→ **SUPPLIED ENTRIES**:
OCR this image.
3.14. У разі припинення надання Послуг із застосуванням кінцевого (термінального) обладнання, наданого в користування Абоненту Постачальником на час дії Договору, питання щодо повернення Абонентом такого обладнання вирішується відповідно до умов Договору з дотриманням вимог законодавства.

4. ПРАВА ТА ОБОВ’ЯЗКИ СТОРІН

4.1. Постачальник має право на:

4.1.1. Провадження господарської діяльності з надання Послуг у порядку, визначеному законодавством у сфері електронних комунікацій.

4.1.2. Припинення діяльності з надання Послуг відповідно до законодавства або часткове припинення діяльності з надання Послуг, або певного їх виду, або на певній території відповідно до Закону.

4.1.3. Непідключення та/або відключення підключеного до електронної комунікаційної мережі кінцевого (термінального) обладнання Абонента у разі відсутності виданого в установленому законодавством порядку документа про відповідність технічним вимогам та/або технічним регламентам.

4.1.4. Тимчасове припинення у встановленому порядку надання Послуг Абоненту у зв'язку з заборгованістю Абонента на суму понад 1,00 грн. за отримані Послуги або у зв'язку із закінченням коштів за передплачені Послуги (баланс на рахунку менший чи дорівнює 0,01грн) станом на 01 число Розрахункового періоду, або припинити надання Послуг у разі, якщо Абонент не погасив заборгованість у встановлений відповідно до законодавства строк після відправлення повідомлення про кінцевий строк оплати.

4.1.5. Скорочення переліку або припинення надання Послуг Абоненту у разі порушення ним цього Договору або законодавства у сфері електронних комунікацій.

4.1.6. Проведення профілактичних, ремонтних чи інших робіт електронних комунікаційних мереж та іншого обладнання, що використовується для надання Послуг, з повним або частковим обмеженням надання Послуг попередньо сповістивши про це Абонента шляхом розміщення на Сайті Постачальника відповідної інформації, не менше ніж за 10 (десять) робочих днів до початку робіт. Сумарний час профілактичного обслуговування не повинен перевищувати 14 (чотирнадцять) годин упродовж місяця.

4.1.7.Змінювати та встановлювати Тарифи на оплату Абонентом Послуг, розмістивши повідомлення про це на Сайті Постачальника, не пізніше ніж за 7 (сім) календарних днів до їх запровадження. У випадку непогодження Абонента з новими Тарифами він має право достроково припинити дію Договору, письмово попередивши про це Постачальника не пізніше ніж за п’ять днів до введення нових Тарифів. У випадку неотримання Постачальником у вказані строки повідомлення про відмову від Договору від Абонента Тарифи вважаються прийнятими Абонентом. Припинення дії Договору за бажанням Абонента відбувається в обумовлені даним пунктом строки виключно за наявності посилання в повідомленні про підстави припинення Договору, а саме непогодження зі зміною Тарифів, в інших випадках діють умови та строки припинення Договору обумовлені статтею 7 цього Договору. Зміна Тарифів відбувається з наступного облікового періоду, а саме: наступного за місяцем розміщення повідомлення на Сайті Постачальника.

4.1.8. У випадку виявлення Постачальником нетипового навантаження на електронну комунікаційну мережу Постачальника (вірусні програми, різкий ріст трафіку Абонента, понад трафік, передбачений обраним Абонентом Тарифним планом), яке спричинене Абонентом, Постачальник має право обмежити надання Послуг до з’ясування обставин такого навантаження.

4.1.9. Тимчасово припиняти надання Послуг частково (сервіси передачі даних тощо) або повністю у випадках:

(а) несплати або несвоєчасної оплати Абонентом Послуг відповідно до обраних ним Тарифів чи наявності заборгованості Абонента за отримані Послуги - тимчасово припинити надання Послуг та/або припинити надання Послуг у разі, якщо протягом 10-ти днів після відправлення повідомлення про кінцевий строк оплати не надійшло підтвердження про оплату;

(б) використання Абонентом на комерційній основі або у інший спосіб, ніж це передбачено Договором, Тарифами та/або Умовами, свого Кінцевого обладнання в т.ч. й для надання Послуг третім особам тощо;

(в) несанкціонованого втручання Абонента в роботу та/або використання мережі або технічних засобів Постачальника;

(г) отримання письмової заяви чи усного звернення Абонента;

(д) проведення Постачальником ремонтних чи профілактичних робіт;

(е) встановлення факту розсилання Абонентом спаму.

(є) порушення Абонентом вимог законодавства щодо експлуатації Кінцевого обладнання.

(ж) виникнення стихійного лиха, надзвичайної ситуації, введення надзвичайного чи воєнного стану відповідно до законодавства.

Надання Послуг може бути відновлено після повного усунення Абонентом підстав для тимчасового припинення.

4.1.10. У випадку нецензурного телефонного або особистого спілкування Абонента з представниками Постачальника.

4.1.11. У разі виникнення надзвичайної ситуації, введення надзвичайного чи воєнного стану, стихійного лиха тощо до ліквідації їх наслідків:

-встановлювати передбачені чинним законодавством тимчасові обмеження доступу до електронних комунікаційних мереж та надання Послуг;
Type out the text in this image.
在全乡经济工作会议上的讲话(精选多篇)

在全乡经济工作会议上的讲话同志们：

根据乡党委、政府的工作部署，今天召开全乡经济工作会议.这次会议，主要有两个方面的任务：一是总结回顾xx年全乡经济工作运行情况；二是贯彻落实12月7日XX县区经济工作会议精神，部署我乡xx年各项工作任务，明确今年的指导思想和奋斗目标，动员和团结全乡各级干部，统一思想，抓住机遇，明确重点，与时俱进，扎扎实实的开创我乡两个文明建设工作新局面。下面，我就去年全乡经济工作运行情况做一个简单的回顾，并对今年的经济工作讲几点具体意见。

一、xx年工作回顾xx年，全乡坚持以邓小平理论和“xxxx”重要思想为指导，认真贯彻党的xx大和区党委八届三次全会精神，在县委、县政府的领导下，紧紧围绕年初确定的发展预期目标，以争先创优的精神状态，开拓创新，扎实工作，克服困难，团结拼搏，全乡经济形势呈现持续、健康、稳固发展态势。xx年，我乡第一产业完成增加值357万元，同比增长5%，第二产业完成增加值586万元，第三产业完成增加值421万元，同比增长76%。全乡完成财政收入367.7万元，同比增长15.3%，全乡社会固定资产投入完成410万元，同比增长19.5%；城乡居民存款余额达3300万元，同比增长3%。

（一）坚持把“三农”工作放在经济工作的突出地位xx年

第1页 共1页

→ **GOAL**:
Recopy the whole listing exactly.

→ **FULL OUTPUT**:
OCR this image.
3.14. У разі припинення надання Послуг із застосуванням кінцевого (термінального) обладнання, наданого в користування Абоненту Постачальником на час дії Договору, питання щодо повернення Абонентом такого обладнання вирішується відповідно до умов Договору з дотриманням вимог законодавства.

4. ПРАВА ТА ОБОВ’ЯЗКИ СТОРІН

4.1. Постачальник має право на:

4.1.1. Провадження господарської діяльності з надання Послуг у порядку, визначеному законодавством у сфері електронних комунікацій.

4.1.2. Припинення діяльності з надання Послуг відповідно до законодавства або часткове припинення діяльності з надання Послуг, або певного їх виду, або на певній території відповідно до Закону.

4.1.3. Непідключення та/або відключення підключеного до електронної комунікаційної мережі кінцевого (термінального) обладнання Абонента у разі відсутності виданого в установленому законодавством порядку документа про відповідність технічним вимогам та/або технічним регламентам.

4.1.4. Тимчасове припинення у встановленому порядку надання Послуг Абоненту у зв'язку з заборгованістю Абонента на суму понад 1,00 грн. за отримані Послуги або у зв'язку із закінченням коштів за передплачені Послуги (баланс на рахунку менший чи дорівнює 0,01грн) станом на 01 число Розрахункового періоду, або припинити надання Послуг у разі, якщо Абонент не погасив заборгованість у встановлений відповідно до законодавства строк після відправлення повідомлення про кінцевий строк оплати.

4.1.5. Скорочення переліку або припинення надання Послуг Абоненту у разі порушення ним цього Договору або законодавства у сфері електронних комунікацій.

4.1.6. Проведення профілактичних, ремонтних чи інших робіт електронних комунікаційних мереж та іншого обладнання, що використовується для надання Послуг, з повним або частковим обмеженням надання Послуг попередньо сповістивши про це Абонента шляхом розміщення на Сайті Постачальника відповідної інформації, не менше ніж за 10 (десять) робочих днів до початку робіт. Сумарний час профілактичного обслуговування не повинен перевищувати 14 (чотирнадцять) годин упродовж місяця.

4.1.7.Змінювати та встановлювати Тарифи на оплату Абонентом Послуг, розмістивши повідомлення про це на Сайті Постачальника, не пізніше ніж за 7 (сім) календарних днів до їх запровадження. У випадку непогодження Абонента з новими Тарифами він має право достроково припинити дію Договору, письмово попередивши про це Постачальника не пізніше ніж за п’ять днів до введення нових Тарифів. У випадку неотримання Постачальником у вказані строки повідомлення про відмову від Договору від Абонента Тарифи вважаються прийнятими Абонентом. Припинення дії Договору за бажанням Абонента відбувається в обумовлені даним пунктом строки виключно за наявності посилання в повідомленні про підстави припинення Договору, а саме непогодження зі зміною Тарифів, в інших випадках діють умови та строки припинення Договору обумовлені статтею 7 цього Договору. Зміна Тарифів відбувається з наступного облікового періоду, а саме: наступного за місяцем розміщення повідомлення на Сайті Постачальника.

4.1.8. У випадку виявлення Постачальником нетипового навантаження на електронну комунікаційну мережу Постачальника (вірусні програми, різкий ріст трафіку Абонента, понад трафік, передбачений обраним Абонентом Тарифним планом), яке спричинене Абонентом, Постачальник має право обмежити надання Послуг до з’ясування обставин такого навантаження.

4.1.9. Тимчасово припиняти надання Послуг частково (сервіси передачі даних тощо) або повністю у випадках:

(а) несплати або несвоєчасної оплати Абонентом Послуг відповідно до обраних ним Тарифів чи наявності заборгованості Абонента за отримані Послуги - тимчасово припинити надання Послуг та/або припинити надання Послуг у разі, якщо протягом 10-ти днів після відправлення повідомлення про кінцевий строк оплати не надійшло підтвердження про оплату;

(б) використання Абонентом на комерційній основі або у інший спосіб, ніж це передбачено Договором, Тарифами та/або Умовами, свого Кінцевого обладнання в т.ч. й для надання Послуг третім особам тощо;

(в) несанкціонованого втручання Абонента в роботу та/або використання мережі або технічних засобів Постачальника;

(г) отримання письмової заяви чи усного звернення Абонента;

(д) проведення Постачальником ремонтних чи профілактичних робіт;

(е) встановлення факту розсилання Абонентом спаму.

(є) порушення Абонентом вимог законодавства щодо експлуатації Кінцевого обладнання.

(ж) виникнення стихійного лиха, надзвичайної ситуації, введення надзвичайного чи воєнного стану відповідно до законодавства.

Надання Послуг може бути відновлено після повного усунення Абонентом підстав для тимчасового припинення.

4.1.10. У випадку нецензурного телефонного або особистого спілкування Абонента з представниками Постачальника.

4.1.11. У разі виникнення надзвичайної ситуації, введення надзвичайного чи воєнного стану, стихійного лиха тощо до ліквідації їх наслідків:

-встановлювати передбачені чинним законодавством тимчасові обмеження доступу до електронних комунікаційних мереж та надання Послуг;
Type out the text in this image.
在全乡经济工作会议上的讲话(精选多篇)

在全乡经济工作会议上的讲话同志们：

根据乡党委、政府的工作部署，今天召开全乡经济工作会议.这次会议，主要有两个方面的任务：一是总结回顾xx年全乡经济工作运行情况；二是贯彻落实12月7日XX县区经济工作会议精神，部署我乡xx年各项工作任务，明确今年的指导思想和奋斗目标，动员和团结全乡各级干部，统一思想，抓住机遇，明确重点，与时俱进，扎扎实实的开创我乡两个文明建设工作新局面。下面，我就去年全乡经济工作运行情况做一个简单的回顾，并对今年的经济工作讲几点具体意见。

一、xx年工作回顾xx年，全乡坚持以邓小平理论和“xxxx”重要思想为指导，认真贯彻党的xx大和区党委八届三次全会精神，在县委、县政府的领导下，紧紧围绕年初确定的发展预期目标，以争先创优的精神状态，开拓创新，扎实工作，克服困难，团结拼搏，全乡经济形势呈现持续、健康、稳固发展态势。xx年，我乡第一产业完成增加值357万元，同比增长5%，第二产业完成增加值586万元，第三产业完成增加值421万元，同比增长76%。全乡完成财政收入367.7万元，同比增长15.3%，全乡社会固定资产投入完成410万元，同比增长19.5%；城乡居民存款余额达3300万元，同比增长3%。

（一）坚持把“三农”工作放在经济工作的突出地位xx年

第1页 共1页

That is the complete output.